- **Challenge**
Where a line of the listing below includes the word "Time", reproduce that line.

^^^^^^^^^^^^^^^^

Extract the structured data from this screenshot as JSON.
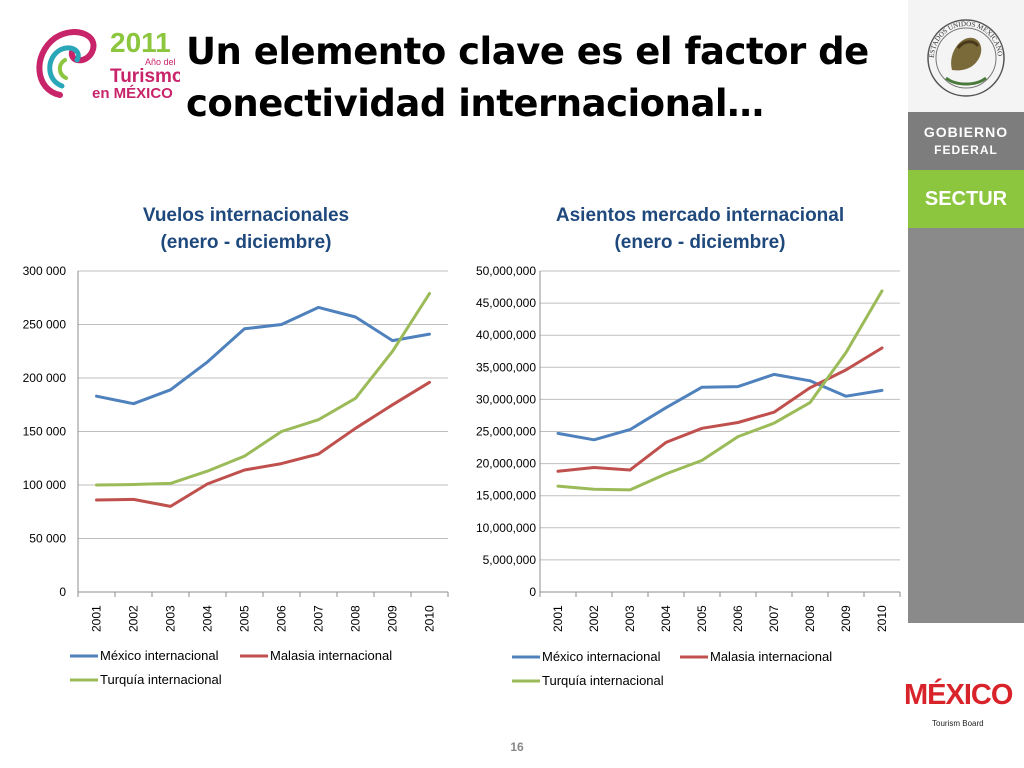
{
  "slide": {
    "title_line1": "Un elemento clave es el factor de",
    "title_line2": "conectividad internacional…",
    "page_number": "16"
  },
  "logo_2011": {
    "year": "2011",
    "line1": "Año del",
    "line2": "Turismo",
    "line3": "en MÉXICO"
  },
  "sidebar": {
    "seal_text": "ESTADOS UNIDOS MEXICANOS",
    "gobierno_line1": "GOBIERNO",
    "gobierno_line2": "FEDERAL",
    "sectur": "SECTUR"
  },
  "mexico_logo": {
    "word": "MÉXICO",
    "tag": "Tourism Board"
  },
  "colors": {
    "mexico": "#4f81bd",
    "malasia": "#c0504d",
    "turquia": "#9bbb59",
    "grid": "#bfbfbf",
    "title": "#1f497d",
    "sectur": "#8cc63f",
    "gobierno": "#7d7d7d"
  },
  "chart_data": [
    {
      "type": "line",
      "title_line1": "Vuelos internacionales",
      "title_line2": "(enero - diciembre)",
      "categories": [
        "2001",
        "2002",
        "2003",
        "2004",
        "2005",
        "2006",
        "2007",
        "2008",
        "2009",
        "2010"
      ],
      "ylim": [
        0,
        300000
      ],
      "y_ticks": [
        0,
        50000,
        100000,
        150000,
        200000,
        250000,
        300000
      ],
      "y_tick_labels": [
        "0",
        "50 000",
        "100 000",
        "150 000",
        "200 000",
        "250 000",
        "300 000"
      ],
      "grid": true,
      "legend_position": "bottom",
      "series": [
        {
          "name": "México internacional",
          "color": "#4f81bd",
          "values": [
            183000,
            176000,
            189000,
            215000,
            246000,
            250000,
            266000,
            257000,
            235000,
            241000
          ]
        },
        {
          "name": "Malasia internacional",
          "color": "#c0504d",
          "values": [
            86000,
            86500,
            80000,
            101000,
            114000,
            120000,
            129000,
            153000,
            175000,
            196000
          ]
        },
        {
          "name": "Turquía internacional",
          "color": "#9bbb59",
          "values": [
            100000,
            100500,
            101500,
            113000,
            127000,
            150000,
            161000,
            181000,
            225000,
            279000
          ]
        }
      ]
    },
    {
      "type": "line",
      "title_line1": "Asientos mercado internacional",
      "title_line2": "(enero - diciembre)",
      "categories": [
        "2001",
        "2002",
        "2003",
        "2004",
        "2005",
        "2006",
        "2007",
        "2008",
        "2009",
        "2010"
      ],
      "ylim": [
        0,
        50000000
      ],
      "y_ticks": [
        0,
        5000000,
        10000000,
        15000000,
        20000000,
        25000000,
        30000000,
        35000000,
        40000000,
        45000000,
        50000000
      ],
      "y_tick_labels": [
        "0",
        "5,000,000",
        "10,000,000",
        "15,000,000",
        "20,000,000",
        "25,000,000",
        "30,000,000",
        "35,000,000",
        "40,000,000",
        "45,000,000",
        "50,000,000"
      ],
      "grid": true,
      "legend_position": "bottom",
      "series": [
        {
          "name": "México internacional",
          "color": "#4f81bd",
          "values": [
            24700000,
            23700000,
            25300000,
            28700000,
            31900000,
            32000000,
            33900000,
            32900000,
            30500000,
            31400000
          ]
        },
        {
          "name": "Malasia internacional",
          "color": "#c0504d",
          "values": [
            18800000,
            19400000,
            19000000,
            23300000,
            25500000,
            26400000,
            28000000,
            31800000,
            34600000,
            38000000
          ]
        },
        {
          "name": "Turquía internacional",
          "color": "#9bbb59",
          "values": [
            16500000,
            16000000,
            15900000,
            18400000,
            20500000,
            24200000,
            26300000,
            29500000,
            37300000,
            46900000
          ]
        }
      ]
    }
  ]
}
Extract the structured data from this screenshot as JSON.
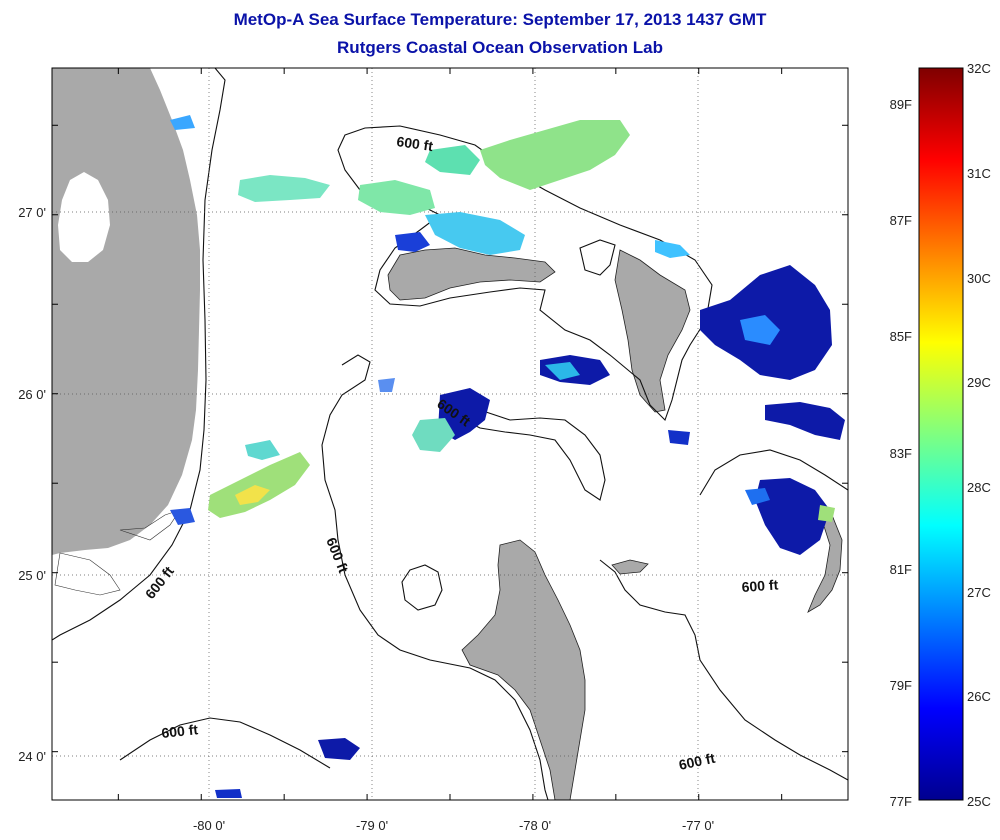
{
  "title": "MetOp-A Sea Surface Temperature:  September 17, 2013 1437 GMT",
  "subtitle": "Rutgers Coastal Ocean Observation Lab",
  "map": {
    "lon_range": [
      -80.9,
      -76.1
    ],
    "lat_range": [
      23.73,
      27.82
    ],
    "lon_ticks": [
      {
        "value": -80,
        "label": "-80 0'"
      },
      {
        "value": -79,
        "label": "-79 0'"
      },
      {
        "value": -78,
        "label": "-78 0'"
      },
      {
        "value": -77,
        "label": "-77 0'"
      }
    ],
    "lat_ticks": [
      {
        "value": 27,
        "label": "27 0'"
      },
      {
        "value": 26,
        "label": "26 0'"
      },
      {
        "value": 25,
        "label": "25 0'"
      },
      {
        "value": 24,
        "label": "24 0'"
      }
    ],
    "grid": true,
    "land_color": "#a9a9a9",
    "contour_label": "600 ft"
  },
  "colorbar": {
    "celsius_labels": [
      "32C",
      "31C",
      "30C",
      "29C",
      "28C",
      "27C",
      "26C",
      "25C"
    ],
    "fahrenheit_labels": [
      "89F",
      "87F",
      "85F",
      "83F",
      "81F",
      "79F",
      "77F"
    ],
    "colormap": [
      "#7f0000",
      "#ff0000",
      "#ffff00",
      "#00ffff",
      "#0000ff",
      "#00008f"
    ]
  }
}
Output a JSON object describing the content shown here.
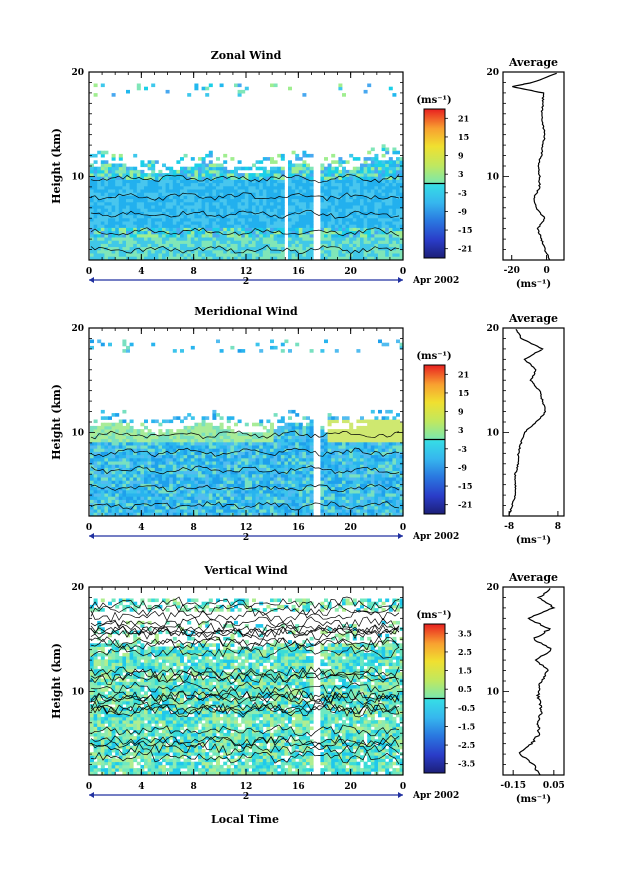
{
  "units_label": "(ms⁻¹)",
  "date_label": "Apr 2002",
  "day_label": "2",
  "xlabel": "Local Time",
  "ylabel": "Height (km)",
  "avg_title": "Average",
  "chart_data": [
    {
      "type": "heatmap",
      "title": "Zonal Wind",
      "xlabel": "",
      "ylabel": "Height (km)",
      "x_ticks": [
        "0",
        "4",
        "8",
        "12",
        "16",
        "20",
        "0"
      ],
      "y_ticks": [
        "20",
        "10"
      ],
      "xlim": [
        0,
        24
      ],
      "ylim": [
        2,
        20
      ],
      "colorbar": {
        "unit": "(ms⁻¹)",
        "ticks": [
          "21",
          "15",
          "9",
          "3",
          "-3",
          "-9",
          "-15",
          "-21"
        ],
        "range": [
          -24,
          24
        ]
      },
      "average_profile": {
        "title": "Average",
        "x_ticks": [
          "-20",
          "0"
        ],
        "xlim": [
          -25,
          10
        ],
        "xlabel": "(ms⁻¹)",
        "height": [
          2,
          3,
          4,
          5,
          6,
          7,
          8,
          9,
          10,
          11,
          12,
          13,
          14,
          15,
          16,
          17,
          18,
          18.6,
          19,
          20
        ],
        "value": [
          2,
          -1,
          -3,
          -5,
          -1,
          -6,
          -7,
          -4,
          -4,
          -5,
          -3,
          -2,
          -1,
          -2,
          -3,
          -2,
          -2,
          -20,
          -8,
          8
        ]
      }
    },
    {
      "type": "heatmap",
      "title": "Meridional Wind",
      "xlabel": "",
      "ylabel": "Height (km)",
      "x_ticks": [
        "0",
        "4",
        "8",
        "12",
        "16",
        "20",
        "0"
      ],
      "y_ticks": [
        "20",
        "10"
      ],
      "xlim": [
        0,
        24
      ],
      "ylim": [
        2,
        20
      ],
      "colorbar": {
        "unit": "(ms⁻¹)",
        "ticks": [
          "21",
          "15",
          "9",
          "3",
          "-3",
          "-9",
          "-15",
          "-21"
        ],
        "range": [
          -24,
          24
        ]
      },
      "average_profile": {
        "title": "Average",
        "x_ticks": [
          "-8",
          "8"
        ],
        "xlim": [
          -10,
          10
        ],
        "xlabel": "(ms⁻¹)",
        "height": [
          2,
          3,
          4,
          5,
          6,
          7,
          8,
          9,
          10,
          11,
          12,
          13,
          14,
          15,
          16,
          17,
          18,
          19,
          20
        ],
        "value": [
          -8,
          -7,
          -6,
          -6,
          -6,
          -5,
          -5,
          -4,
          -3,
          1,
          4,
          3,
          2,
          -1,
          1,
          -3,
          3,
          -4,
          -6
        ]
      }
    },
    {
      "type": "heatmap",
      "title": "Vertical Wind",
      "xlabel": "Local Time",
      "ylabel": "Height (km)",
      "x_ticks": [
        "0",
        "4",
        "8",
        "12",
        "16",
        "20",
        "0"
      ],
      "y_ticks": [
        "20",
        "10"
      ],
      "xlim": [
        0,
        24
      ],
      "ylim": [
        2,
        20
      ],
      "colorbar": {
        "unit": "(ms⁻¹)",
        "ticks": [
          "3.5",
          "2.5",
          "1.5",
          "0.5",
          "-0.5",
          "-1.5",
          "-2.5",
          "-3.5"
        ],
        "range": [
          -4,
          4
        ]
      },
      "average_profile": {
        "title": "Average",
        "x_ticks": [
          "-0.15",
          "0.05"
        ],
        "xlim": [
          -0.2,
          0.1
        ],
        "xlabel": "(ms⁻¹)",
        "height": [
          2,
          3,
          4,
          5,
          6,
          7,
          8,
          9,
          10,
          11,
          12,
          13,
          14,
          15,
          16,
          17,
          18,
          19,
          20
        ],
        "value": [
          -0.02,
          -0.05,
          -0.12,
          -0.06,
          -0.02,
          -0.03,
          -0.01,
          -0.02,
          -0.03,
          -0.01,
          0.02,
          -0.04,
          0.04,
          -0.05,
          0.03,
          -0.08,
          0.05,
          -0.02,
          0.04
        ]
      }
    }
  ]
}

^^^^^^^^^^^^^^^^

- **Written answer**
  "xlabel": "Local Time",
      "xlabel": "Local Time",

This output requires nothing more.